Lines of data
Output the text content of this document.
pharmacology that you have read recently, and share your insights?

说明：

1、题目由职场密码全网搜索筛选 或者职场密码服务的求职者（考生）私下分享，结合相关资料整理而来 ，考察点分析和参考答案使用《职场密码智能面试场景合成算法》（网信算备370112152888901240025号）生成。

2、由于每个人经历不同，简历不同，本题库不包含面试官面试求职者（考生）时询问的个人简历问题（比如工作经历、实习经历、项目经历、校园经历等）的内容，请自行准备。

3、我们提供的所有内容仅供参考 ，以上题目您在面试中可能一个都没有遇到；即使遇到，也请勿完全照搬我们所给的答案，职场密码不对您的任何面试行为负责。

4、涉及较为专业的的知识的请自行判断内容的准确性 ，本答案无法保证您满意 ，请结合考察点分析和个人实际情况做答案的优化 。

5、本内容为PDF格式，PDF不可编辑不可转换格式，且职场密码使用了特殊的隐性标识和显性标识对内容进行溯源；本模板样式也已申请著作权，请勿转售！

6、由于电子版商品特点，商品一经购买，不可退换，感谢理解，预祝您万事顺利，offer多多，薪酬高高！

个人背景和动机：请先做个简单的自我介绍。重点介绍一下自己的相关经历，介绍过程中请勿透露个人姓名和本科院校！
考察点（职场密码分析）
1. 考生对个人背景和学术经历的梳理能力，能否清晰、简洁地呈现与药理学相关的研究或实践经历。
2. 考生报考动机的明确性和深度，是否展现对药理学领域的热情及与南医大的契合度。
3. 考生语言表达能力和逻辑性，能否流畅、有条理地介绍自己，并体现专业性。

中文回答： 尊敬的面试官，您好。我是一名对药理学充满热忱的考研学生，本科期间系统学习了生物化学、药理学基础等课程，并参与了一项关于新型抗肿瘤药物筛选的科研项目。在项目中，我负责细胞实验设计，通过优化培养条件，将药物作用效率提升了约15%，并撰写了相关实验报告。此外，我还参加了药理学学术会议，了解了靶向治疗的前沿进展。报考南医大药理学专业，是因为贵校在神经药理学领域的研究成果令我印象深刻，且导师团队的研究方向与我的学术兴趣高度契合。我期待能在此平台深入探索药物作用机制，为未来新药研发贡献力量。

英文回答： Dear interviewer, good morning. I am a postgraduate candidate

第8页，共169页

Given instruction.
Write the data from above out again, exactly.

Task answer.
Output the text content of this document.
pharmacology that you have read recently, and share your insights?

说明：

1、题目由职场密码全网搜索筛选 或者职场密码服务的求职者（考生）私下分享，结合相关资料整理而来 ，考察点分析和参考答案使用《职场密码智能面试场景合成算法》（网信算备370112152888901240025号）生成。

2、由于每个人经历不同，简历不同，本题库不包含面试官面试求职者（考生）时询问的个人简历问题（比如工作经历、实习经历、项目经历、校园经历等）的内容，请自行准备。

3、我们提供的所有内容仅供参考 ，以上题目您在面试中可能一个都没有遇到；即使遇到，也请勿完全照搬我们所给的答案，职场密码不对您的任何面试行为负责。

4、涉及较为专业的的知识的请自行判断内容的准确性 ，本答案无法保证您满意 ，请结合考察点分析和个人实际情况做答案的优化 。

5、本内容为PDF格式，PDF不可编辑不可转换格式，且职场密码使用了特殊的隐性标识和显性标识对内容进行溯源；本模板样式也已申请著作权，请勿转售！

6、由于电子版商品特点，商品一经购买，不可退换，感谢理解，预祝您万事顺利，offer多多，薪酬高高！

个人背景和动机：请先做个简单的自我介绍。重点介绍一下自己的相关经历，介绍过程中请勿透露个人姓名和本科院校！
考察点（职场密码分析）
1. 考生对个人背景和学术经历的梳理能力，能否清晰、简洁地呈现与药理学相关的研究或实践经历。
2. 考生报考动机的明确性和深度，是否展现对药理学领域的热情及与南医大的契合度。
3. 考生语言表达能力和逻辑性，能否流畅、有条理地介绍自己，并体现专业性。

中文回答： 尊敬的面试官，您好。我是一名对药理学充满热忱的考研学生，本科期间系统学习了生物化学、药理学基础等课程，并参与了一项关于新型抗肿瘤药物筛选的科研项目。在项目中，我负责细胞实验设计，通过优化培养条件，将药物作用效率提升了约15%，并撰写了相关实验报告。此外，我还参加了药理学学术会议，了解了靶向治疗的前沿进展。报考南医大药理学专业，是因为贵校在神经药理学领域的研究成果令我印象深刻，且导师团队的研究方向与我的学术兴趣高度契合。我期待能在此平台深入探索药物作用机制，为未来新药研发贡献力量。

英文回答： Dear interviewer, good morning. I am a postgraduate candidate

第8页，共169页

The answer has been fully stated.